DATASET =>
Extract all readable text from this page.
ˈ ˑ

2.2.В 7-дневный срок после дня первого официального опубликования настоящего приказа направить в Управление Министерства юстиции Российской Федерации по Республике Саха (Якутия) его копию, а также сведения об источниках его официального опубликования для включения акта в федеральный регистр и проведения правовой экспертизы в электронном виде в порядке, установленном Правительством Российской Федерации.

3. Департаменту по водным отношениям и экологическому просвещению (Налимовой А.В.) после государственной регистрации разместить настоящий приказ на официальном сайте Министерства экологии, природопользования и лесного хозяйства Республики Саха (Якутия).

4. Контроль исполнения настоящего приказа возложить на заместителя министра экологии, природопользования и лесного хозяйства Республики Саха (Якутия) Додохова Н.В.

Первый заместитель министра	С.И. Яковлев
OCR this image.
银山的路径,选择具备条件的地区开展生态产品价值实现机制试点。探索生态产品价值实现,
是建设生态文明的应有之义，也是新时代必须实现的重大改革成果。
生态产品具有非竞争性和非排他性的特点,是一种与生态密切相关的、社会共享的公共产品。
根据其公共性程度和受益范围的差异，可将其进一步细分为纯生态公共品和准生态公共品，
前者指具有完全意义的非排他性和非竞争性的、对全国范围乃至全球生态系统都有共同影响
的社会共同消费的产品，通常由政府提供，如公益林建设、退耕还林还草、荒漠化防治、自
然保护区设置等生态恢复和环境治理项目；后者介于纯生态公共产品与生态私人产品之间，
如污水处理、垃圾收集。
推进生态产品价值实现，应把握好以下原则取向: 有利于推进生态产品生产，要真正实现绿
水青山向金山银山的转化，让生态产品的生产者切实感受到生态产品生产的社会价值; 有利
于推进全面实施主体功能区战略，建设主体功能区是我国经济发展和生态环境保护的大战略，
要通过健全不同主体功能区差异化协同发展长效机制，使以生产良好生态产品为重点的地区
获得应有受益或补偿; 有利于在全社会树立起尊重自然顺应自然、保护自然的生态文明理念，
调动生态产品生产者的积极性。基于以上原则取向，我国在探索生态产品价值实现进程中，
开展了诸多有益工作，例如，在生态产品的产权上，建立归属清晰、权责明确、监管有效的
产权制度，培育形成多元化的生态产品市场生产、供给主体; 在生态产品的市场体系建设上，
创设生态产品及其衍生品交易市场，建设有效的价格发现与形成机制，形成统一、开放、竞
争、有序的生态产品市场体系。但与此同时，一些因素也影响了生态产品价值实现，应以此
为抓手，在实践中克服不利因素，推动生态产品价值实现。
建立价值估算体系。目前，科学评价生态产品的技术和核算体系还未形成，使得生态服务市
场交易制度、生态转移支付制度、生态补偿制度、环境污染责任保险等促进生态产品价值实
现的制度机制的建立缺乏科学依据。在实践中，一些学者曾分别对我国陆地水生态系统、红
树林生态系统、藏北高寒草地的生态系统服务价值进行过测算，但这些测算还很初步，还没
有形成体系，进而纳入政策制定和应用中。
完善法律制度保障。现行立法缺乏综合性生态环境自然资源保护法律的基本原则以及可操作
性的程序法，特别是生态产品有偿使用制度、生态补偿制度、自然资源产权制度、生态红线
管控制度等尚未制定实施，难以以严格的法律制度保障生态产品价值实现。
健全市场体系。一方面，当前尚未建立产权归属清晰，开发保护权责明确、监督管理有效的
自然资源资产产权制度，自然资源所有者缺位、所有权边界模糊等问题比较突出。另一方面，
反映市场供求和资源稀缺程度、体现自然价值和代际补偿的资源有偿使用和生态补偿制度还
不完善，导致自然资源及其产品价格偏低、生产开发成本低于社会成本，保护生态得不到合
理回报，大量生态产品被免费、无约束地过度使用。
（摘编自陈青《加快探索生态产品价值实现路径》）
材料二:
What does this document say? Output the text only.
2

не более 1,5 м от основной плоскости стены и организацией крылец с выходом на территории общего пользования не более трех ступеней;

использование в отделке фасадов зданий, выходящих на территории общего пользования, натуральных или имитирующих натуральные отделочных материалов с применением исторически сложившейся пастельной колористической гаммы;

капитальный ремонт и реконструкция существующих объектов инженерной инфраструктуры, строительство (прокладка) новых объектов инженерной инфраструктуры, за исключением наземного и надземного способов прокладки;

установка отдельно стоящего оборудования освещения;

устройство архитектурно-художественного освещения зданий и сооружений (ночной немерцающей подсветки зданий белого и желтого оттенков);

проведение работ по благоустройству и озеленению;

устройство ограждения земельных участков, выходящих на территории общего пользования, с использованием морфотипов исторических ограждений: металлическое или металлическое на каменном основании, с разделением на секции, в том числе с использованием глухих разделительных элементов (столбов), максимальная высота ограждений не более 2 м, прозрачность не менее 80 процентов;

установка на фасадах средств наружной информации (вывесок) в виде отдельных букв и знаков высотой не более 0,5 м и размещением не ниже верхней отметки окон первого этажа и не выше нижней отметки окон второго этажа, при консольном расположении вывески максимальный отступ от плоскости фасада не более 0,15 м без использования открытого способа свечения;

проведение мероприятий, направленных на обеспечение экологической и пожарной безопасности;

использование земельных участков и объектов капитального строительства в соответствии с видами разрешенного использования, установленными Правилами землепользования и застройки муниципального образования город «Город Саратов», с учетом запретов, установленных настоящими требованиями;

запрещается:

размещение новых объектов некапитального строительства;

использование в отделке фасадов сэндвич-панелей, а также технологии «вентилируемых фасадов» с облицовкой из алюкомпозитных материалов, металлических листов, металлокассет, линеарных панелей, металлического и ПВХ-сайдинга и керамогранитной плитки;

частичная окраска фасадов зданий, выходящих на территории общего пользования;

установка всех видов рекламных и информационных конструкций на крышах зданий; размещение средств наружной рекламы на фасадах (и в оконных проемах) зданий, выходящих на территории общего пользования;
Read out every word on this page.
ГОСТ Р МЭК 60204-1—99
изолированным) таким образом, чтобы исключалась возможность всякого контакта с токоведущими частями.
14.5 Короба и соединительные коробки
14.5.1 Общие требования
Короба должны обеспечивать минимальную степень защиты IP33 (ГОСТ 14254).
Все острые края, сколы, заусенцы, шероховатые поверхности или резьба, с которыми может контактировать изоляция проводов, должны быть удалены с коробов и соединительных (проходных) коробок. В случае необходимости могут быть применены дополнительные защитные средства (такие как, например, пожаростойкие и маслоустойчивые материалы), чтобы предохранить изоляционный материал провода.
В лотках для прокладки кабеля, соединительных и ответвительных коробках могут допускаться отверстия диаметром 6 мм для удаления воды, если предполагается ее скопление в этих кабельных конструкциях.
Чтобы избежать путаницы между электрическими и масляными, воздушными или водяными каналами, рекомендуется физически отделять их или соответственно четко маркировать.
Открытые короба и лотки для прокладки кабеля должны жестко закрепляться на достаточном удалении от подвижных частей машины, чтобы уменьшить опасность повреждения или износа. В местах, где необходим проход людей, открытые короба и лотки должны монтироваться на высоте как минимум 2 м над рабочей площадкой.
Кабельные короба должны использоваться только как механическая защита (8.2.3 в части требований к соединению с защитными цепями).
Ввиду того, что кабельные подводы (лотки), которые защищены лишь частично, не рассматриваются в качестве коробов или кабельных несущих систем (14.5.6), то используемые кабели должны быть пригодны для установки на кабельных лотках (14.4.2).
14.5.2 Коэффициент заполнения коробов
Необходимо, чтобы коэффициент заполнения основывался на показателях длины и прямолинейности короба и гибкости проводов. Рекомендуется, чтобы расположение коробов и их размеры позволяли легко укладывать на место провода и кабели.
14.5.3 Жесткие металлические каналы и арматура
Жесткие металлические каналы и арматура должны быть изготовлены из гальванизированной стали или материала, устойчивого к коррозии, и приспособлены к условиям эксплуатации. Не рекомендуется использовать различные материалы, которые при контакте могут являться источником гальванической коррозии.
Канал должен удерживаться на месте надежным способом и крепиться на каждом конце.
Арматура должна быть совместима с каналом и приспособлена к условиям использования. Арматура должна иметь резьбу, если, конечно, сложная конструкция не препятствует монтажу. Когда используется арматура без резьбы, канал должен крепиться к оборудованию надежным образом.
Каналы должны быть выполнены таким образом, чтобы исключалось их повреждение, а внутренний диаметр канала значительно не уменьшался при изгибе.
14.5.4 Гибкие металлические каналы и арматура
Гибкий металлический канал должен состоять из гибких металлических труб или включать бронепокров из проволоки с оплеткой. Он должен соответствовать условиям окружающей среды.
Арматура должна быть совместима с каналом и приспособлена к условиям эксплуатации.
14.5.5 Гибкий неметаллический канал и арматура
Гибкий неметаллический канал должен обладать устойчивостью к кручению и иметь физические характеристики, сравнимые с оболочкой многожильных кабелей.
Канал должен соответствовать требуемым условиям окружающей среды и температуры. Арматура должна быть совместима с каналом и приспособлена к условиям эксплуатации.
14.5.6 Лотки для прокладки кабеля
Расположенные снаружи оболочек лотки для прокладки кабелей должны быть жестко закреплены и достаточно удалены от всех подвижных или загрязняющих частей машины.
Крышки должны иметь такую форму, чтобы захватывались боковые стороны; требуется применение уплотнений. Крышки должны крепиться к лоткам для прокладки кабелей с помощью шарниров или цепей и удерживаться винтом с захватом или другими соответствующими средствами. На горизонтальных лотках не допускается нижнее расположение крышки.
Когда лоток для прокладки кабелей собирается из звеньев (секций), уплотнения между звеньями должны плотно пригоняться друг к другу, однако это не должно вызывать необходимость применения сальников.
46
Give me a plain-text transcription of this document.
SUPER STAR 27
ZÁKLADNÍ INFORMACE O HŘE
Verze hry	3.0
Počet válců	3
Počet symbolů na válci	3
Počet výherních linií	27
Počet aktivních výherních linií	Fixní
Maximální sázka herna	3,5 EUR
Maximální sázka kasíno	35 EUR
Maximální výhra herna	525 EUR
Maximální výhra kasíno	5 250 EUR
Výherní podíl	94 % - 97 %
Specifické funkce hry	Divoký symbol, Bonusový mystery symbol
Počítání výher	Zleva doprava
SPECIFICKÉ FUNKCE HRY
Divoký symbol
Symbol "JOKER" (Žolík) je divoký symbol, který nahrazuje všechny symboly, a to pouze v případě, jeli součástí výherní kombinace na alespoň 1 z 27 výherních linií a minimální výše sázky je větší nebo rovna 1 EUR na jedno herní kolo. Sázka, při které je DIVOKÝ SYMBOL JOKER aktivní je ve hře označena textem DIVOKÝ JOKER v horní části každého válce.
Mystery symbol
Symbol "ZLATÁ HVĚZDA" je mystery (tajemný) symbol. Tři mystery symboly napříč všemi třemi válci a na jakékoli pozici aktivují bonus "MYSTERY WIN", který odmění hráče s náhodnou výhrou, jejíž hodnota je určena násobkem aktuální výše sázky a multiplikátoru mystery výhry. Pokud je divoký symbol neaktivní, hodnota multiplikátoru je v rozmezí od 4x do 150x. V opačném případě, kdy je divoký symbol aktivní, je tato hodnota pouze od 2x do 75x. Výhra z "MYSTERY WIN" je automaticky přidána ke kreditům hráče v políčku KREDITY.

TASK => Gather all lines where the word "настоящего" appears.

FINAL RESULT =>
2.2.В 7-дневный срок после дня первого официального опубликования настоящего приказа направить в Управление Министерства юстиции Российской Федерации по Республике Саха (Якутия) его копию, а также сведения об источниках его официального опубликования для включения акта в федеральный регистр и проведения правовой экспертизы в электронном виде в порядке, установленном Правительством Российской Федерации.
4. Контроль исполнения настоящего приказа возложить на заместителя министра экологии, природопользования и лесного хозяйства Республики Саха (Якутия) Додохова Н.В.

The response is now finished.